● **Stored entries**
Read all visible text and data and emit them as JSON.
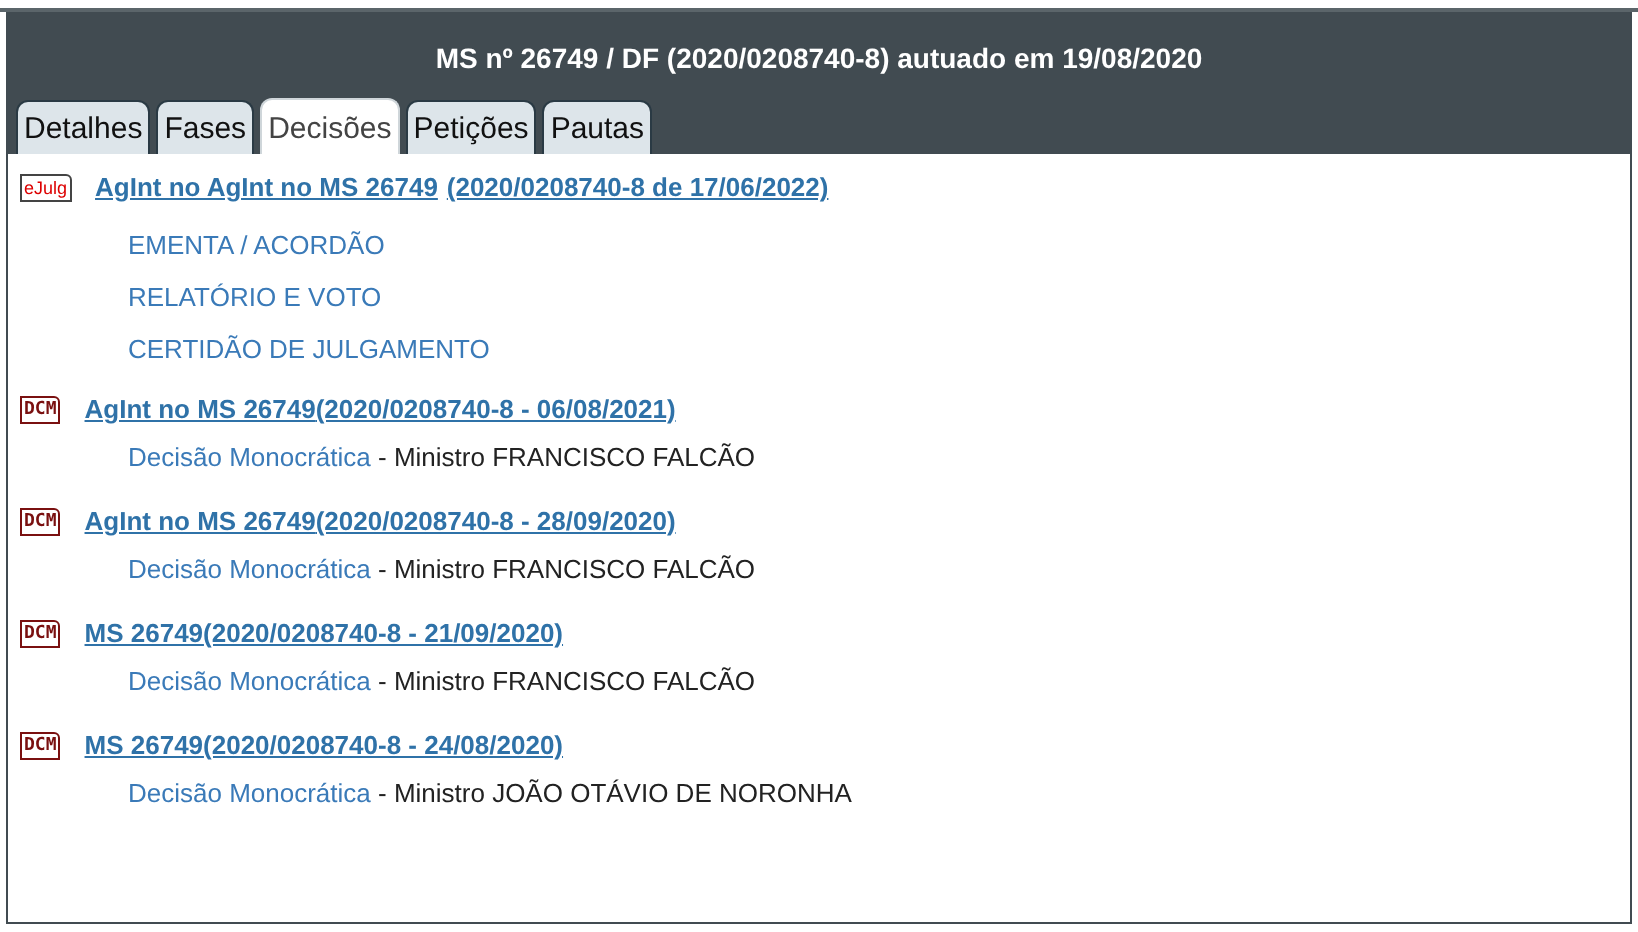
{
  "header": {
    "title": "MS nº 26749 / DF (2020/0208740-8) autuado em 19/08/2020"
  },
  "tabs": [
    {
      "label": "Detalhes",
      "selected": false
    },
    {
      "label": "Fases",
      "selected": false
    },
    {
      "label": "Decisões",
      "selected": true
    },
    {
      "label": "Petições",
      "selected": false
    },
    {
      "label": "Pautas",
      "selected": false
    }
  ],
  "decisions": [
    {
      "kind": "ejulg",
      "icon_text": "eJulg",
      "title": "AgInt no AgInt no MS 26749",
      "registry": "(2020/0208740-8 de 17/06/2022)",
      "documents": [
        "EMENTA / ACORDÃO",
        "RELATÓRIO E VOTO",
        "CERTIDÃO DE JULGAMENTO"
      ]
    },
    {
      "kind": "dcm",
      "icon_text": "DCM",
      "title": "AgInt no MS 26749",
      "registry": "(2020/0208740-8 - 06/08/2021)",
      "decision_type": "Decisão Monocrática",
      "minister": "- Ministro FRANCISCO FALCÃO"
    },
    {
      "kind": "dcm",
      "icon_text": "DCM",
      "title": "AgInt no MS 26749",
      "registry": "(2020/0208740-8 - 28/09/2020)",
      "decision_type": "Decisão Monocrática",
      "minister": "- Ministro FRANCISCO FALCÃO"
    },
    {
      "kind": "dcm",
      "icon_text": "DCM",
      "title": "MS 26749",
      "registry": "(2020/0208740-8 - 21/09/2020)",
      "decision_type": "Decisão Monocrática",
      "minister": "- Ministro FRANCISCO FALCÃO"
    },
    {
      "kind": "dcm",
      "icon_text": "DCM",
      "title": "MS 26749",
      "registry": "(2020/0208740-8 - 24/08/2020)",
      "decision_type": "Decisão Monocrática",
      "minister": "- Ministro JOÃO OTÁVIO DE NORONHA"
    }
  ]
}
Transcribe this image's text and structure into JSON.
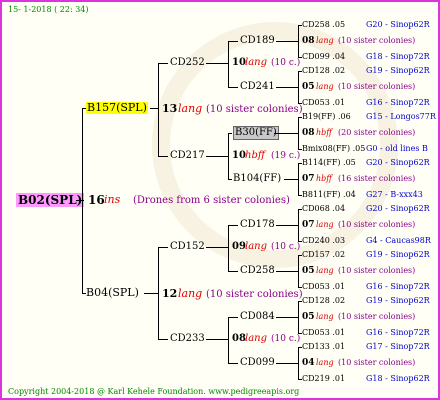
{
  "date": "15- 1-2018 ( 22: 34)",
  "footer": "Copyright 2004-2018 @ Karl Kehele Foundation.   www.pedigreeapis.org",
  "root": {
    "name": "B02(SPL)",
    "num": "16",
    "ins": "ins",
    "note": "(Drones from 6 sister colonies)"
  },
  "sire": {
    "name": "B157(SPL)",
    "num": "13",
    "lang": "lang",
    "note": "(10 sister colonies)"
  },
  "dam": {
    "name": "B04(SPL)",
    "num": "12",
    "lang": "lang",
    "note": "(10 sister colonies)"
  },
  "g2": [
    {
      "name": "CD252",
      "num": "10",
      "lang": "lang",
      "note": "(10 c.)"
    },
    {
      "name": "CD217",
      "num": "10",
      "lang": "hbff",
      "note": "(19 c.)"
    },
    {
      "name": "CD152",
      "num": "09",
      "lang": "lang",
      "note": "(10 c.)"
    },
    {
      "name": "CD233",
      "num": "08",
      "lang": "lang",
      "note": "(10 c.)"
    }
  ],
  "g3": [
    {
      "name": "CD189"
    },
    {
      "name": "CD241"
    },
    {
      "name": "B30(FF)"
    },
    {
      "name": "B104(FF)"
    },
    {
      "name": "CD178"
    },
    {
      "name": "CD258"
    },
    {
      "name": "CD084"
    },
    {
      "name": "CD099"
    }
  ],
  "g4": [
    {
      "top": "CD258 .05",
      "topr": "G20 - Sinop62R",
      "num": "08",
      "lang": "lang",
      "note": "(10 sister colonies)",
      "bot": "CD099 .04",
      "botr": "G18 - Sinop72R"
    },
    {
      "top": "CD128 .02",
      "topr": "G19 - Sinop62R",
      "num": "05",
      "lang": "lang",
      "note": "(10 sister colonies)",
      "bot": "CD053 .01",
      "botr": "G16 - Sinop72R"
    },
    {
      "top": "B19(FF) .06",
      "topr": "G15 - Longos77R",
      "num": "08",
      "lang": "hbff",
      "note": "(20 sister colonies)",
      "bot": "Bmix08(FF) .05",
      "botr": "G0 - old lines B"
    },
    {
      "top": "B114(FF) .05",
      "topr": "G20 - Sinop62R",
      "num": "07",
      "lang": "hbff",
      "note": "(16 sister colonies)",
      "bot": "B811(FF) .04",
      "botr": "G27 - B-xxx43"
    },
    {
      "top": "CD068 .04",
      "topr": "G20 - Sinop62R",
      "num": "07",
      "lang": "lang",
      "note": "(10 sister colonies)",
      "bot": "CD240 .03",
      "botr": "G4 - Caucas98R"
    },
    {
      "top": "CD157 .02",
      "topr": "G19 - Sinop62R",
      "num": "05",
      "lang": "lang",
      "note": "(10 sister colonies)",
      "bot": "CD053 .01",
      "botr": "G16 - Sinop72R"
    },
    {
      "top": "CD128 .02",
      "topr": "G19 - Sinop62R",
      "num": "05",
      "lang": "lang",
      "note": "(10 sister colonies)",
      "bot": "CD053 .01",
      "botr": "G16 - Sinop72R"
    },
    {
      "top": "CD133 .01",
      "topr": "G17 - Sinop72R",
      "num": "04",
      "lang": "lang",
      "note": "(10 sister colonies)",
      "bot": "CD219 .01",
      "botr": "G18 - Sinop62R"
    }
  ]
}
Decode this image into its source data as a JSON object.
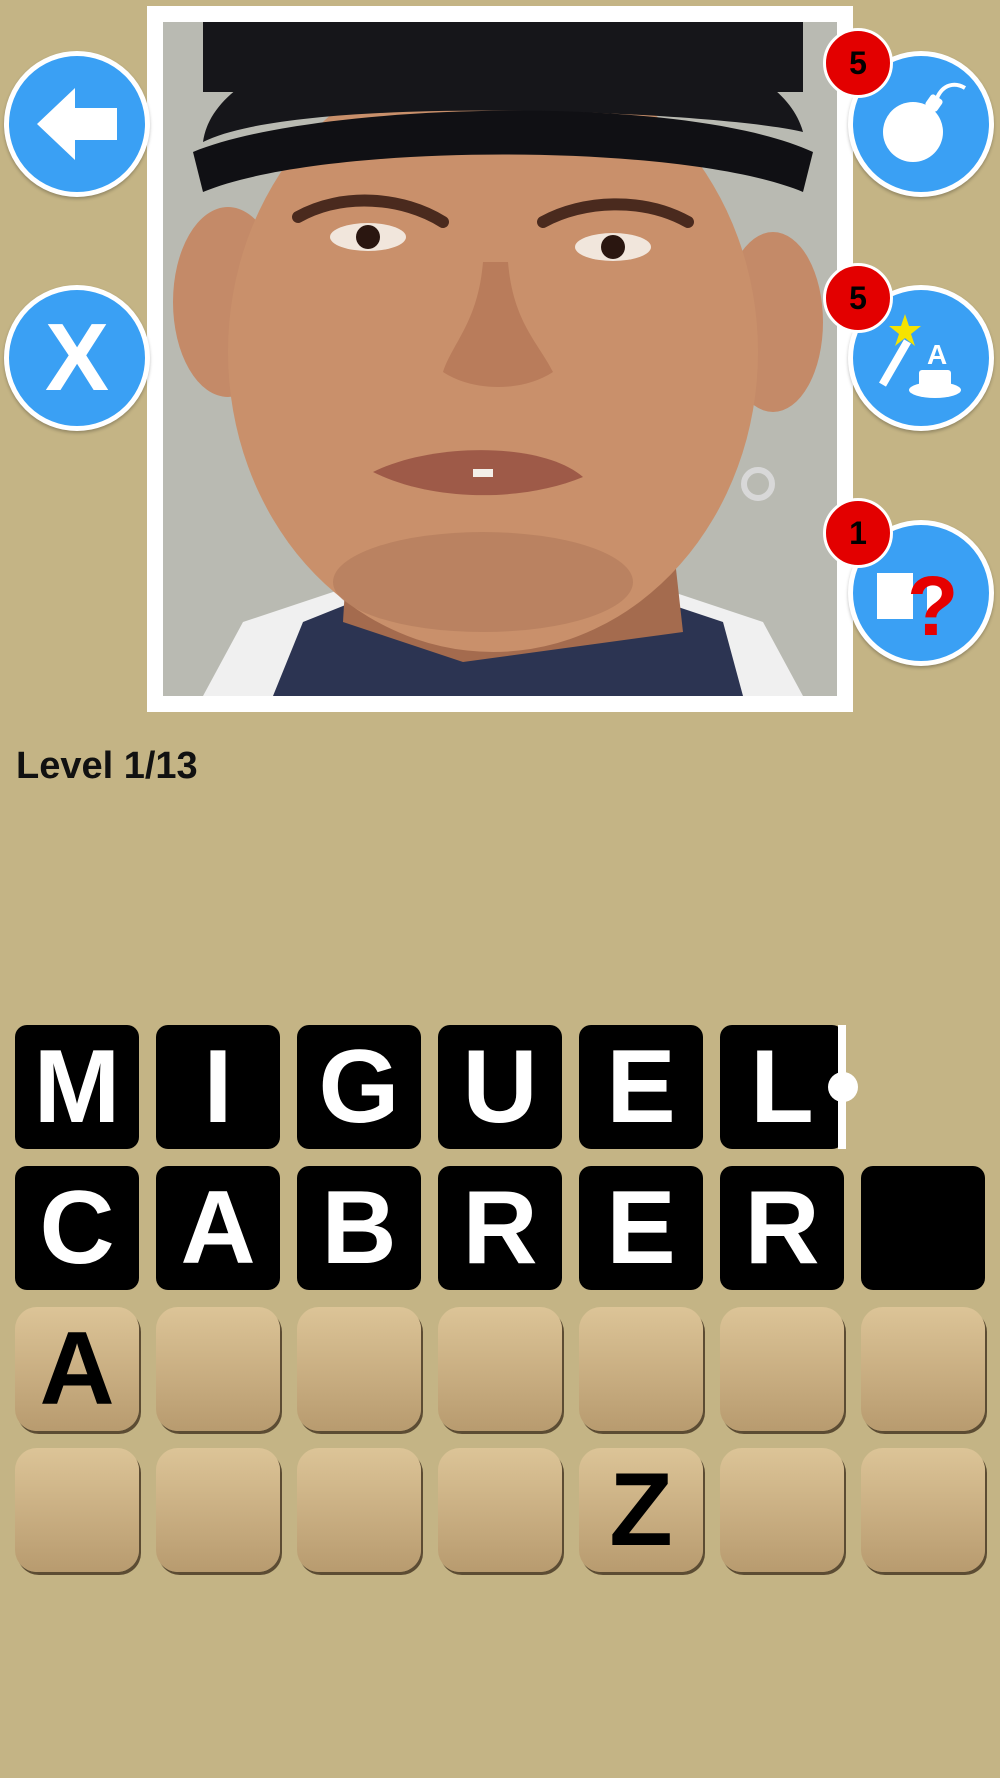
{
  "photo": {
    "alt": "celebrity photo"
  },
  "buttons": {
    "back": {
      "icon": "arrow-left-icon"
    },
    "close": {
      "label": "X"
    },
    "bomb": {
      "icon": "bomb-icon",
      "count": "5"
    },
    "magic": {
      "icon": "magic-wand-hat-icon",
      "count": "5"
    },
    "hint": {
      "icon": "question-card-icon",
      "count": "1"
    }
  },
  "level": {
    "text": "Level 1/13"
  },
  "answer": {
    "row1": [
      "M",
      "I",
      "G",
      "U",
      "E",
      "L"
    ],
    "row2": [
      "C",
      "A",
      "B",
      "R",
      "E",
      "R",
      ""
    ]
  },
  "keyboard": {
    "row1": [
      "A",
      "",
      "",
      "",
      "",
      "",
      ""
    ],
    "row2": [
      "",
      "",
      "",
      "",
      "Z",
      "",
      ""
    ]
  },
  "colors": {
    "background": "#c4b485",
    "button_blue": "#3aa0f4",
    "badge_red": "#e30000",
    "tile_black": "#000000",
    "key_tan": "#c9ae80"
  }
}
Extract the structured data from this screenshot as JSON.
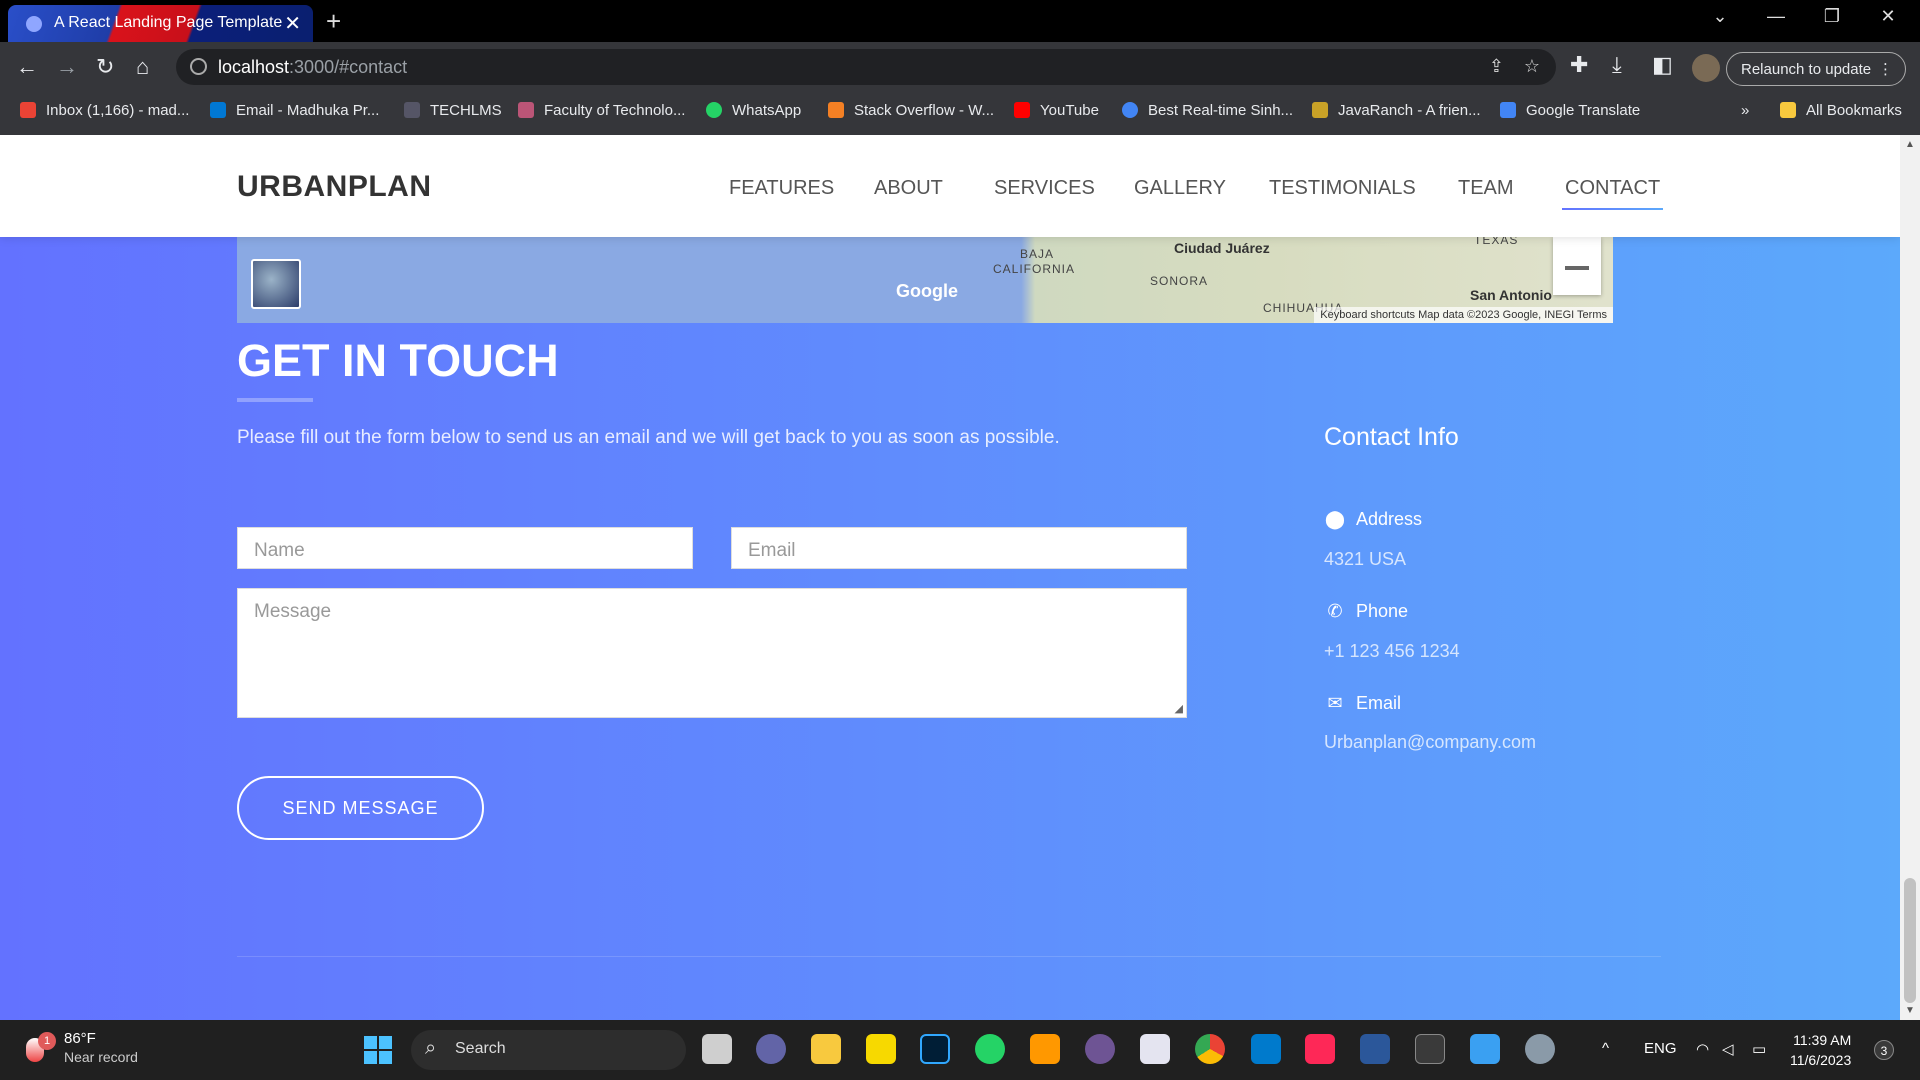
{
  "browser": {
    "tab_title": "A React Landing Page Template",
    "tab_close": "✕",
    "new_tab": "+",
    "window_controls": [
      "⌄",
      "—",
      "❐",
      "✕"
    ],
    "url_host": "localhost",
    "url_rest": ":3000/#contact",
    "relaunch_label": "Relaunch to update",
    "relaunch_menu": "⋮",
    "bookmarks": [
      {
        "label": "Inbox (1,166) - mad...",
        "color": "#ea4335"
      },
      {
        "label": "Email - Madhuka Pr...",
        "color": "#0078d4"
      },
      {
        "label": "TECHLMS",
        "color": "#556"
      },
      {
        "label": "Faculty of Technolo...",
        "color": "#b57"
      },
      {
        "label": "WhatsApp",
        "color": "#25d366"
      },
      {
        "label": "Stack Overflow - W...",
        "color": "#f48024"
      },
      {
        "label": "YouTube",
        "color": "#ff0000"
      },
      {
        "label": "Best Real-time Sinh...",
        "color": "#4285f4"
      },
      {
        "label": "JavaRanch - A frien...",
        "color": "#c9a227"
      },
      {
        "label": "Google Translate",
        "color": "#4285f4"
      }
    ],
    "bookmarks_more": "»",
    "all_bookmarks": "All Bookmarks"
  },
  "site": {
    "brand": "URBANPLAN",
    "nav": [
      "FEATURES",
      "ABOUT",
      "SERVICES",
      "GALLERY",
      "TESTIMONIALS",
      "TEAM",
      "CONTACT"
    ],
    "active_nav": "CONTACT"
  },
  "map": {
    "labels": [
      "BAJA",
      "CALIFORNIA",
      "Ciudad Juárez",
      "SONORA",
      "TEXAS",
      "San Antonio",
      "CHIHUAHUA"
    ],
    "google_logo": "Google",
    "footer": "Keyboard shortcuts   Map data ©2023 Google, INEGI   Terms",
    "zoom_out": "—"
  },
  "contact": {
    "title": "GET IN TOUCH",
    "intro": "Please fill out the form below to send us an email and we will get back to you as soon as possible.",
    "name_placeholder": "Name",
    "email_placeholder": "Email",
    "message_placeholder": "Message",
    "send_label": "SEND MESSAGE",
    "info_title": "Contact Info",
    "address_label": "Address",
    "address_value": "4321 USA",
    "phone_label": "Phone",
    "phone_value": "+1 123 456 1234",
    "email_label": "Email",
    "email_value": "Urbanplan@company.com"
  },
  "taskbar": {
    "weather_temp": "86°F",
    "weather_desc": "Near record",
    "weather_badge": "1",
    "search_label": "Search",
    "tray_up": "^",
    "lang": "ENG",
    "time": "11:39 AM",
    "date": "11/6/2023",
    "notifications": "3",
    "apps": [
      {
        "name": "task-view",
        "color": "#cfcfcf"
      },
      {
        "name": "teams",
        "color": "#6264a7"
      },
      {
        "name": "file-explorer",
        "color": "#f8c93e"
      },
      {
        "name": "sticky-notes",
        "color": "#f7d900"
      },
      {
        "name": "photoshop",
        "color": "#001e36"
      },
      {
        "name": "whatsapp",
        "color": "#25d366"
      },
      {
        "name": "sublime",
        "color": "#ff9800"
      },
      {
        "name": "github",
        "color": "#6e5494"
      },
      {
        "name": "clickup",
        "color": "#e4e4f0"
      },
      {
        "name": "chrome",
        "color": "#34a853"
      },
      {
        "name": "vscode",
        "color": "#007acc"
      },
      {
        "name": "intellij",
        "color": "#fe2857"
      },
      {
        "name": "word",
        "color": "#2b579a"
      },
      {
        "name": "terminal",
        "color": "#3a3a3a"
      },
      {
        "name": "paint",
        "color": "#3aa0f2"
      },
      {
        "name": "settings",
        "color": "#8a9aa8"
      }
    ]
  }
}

● **EXERCISE REQUIREMENTS**
Show, from the listing above, each line that contains the word "registry".

● **TASK ANSWER**
      "registry": "(2020/0208740-8 de 17/06/2022)",
      "registry": "(2020/0208740-8 - 06/08/2021)",
      "registry": "(2020/0208740-8 - 28/09/2020)",
      "registry": "(2020/0208740-8 - 21/09/2020)",
      "registry": "(2020/0208740-8 - 24/08/2020)",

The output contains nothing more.